Task requirements =>
Count the lines below that contain the word "name". Give only the number.

Records that describe figures =>
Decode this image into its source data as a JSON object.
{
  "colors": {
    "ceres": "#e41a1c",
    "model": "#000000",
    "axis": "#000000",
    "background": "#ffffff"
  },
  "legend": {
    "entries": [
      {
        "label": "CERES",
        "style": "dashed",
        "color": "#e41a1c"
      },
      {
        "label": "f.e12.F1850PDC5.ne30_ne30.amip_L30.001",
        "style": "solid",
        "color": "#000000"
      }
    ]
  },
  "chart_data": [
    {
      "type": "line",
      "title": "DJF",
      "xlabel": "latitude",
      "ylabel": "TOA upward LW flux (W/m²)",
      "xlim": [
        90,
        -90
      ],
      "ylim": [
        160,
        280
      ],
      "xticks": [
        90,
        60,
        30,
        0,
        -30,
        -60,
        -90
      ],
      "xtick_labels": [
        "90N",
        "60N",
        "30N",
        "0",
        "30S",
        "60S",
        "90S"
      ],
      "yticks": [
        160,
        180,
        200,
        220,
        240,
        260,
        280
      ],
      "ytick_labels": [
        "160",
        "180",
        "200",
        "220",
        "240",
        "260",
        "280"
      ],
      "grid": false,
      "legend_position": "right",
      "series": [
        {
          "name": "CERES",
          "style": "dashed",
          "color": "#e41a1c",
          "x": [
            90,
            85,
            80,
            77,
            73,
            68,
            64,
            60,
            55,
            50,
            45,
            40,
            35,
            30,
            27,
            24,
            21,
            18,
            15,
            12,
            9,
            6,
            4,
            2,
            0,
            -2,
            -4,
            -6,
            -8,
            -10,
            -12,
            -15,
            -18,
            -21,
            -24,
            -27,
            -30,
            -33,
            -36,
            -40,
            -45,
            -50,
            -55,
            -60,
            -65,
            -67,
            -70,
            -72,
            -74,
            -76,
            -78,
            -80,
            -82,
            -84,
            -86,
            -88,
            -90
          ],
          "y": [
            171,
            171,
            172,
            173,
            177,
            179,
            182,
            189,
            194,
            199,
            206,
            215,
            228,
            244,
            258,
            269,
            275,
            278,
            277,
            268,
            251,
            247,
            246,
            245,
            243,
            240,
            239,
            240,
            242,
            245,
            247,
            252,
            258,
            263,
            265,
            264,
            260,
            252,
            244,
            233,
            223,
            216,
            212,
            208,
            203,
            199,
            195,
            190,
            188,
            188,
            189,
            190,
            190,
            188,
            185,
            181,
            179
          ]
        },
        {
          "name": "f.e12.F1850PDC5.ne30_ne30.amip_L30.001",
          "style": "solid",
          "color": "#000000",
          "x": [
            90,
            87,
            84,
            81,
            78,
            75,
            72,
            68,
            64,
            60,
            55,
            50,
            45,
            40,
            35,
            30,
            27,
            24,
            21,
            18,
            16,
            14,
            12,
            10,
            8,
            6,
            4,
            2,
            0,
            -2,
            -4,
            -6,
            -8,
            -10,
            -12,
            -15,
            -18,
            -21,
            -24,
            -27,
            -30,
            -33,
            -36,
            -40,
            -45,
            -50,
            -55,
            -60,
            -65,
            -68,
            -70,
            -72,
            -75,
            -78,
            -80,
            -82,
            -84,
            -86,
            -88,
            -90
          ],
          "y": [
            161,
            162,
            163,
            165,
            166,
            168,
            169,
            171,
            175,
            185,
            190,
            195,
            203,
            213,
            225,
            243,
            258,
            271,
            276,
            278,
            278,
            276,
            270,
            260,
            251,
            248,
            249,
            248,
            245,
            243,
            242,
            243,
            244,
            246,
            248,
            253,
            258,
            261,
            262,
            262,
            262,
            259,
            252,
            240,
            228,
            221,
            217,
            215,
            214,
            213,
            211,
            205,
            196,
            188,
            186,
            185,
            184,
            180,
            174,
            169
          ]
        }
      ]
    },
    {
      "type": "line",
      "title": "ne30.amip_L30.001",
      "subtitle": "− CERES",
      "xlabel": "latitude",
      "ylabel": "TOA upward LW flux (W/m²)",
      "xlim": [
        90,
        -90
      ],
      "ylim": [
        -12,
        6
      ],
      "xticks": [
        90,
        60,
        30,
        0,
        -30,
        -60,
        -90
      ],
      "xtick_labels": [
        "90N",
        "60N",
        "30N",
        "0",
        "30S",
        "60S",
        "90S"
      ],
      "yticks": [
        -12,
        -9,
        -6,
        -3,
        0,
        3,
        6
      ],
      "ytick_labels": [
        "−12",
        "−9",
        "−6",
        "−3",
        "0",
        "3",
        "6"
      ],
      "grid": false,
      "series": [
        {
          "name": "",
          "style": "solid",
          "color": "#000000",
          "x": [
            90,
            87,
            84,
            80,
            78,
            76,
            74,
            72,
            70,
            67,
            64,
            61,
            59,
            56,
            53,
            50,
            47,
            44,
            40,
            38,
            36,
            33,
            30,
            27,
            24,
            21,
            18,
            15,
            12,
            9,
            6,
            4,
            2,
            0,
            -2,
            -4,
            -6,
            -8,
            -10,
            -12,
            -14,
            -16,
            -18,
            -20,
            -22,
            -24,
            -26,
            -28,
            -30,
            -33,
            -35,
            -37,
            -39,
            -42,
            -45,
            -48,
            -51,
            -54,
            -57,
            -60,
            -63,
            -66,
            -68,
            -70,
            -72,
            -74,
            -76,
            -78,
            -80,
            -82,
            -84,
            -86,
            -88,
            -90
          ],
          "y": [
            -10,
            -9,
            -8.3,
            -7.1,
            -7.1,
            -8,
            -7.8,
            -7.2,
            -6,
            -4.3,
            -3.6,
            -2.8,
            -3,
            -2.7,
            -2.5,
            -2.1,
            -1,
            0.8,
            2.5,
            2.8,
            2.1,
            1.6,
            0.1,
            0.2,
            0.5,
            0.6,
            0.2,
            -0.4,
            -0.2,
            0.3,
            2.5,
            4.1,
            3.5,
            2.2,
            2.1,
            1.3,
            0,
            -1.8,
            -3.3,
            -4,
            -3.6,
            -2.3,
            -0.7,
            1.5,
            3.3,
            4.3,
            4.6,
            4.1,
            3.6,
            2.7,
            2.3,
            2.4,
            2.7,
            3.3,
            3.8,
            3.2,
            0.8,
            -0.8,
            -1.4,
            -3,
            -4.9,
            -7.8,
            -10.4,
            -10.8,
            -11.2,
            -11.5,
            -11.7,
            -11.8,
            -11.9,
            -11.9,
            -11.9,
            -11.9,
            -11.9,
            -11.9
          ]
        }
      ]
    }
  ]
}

Completed exercise =>
3